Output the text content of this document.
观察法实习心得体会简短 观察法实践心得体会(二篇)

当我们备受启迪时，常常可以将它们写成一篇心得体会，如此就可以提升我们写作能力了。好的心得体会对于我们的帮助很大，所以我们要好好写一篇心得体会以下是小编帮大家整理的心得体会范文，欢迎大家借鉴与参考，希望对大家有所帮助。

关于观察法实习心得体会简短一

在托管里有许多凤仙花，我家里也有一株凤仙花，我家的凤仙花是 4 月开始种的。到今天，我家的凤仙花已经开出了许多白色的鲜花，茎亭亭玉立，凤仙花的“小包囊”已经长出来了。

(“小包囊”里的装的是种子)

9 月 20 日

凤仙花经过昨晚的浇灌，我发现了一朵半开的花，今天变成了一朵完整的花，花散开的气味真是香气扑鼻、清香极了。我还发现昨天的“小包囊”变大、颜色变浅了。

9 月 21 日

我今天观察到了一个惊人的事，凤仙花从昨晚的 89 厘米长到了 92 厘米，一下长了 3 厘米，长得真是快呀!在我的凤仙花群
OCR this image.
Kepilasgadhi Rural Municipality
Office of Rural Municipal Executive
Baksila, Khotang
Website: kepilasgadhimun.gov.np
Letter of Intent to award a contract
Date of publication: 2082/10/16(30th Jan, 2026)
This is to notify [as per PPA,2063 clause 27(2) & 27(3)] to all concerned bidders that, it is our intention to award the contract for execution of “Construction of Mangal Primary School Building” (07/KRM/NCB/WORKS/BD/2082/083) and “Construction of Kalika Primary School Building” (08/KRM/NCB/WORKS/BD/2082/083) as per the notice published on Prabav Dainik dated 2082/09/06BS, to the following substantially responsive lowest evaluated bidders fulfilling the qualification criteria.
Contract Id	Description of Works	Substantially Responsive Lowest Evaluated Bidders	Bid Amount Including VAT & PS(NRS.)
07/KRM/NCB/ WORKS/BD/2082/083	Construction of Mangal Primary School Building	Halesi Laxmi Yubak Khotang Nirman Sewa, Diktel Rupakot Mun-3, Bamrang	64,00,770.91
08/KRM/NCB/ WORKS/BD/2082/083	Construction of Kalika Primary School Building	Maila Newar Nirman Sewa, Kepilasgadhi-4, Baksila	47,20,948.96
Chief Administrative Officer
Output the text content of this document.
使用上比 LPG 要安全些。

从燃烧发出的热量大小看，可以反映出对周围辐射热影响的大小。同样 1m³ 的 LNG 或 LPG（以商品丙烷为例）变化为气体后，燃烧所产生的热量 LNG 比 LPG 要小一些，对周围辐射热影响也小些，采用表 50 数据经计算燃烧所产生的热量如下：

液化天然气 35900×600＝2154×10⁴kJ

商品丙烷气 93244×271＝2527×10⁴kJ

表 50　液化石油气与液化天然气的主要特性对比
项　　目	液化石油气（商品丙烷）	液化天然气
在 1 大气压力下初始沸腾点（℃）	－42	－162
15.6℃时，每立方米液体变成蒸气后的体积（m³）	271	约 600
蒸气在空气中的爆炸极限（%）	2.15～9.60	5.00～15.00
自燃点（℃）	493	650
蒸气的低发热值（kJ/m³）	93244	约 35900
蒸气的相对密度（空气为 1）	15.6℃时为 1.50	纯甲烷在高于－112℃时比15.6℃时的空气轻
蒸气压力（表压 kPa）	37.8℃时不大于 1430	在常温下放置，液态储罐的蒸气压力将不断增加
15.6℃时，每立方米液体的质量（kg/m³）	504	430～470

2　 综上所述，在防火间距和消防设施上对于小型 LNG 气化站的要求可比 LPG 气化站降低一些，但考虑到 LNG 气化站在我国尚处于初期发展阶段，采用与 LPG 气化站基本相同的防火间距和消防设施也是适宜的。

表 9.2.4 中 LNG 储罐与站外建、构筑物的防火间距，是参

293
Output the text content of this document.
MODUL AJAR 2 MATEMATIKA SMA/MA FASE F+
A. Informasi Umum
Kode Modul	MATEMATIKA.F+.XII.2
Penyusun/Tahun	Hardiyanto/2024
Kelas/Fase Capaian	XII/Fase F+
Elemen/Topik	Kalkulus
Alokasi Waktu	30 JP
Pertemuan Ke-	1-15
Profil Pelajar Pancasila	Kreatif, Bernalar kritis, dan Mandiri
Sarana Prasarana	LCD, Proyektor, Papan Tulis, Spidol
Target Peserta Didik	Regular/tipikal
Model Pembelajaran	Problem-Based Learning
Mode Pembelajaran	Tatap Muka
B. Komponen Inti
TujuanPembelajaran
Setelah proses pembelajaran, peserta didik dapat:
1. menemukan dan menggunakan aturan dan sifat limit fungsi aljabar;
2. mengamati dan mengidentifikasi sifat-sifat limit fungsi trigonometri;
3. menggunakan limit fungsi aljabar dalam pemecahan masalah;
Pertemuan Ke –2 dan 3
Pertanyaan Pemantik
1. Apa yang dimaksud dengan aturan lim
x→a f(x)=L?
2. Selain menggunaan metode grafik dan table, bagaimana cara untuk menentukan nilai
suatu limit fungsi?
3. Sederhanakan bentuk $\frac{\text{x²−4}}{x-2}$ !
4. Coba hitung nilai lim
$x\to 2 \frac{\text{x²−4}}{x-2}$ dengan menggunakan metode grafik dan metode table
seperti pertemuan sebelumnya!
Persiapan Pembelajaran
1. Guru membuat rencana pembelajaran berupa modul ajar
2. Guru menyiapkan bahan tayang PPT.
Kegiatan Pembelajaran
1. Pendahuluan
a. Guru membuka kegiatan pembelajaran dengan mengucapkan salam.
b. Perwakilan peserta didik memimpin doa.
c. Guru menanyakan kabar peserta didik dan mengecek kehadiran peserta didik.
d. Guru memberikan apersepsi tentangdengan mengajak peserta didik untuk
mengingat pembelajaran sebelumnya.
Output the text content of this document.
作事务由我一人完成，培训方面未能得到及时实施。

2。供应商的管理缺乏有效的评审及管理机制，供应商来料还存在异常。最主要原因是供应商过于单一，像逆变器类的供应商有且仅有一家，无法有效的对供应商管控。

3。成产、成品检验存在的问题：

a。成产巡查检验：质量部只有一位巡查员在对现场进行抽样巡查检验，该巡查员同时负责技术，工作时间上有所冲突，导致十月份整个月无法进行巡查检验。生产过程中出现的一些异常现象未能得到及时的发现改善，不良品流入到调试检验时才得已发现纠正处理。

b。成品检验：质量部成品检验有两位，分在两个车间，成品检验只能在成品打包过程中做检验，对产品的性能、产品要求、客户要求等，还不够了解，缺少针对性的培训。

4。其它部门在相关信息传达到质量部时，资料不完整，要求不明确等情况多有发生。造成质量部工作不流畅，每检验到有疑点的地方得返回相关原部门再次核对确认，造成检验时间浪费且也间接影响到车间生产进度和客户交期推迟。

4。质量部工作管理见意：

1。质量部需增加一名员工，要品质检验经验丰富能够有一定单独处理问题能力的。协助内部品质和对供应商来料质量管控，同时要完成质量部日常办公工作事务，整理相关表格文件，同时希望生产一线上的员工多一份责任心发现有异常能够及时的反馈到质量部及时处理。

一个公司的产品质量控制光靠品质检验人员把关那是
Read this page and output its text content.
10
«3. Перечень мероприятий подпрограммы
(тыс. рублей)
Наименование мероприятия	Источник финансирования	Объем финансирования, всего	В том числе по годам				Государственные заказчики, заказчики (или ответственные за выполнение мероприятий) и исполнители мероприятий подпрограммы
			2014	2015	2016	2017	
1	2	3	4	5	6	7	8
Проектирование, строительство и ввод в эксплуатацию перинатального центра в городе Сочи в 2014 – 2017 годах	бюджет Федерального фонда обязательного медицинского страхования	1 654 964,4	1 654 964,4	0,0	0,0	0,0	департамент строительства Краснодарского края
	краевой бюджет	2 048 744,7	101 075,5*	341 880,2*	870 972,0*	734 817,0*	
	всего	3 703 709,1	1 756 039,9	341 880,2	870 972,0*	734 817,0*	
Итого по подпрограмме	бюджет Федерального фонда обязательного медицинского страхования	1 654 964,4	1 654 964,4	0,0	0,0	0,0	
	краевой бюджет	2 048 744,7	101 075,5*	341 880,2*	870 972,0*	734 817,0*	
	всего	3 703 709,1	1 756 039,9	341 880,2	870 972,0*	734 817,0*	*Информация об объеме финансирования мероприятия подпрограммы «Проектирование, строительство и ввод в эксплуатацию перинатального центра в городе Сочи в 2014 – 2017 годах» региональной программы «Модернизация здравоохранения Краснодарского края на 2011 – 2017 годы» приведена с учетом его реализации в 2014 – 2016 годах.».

# WRITTEN EXERCISE
From the listing above, pick out each line where the word "перинатального" appears.

# TASK SOLUTION
Проектирование, строительство и ввод в эксплуатацию перинатального центра в городе Сочи в 2014 – 2017 годах	бюджет Федерального фонда обязательного медицинского страхования	1 654 964,4	1 654 964,4	0,0	0,0	0,0	департамент строительства Краснодарского края
	всего	3 703 709,1	1 756 039,9	341 880,2	870 972,0*	734 817,0*	*Информация об объеме финансирования мероприятия подпрограммы «Проектирование, строительство и ввод в эксплуатацию перинатального центра в городе Сочи в 2014 – 2017 годах» региональной программы «Модернизация здравоохранения Краснодарского края на 2011 – 2017 годы» приведена с учетом его реализации в 2014 – 2016 годах.».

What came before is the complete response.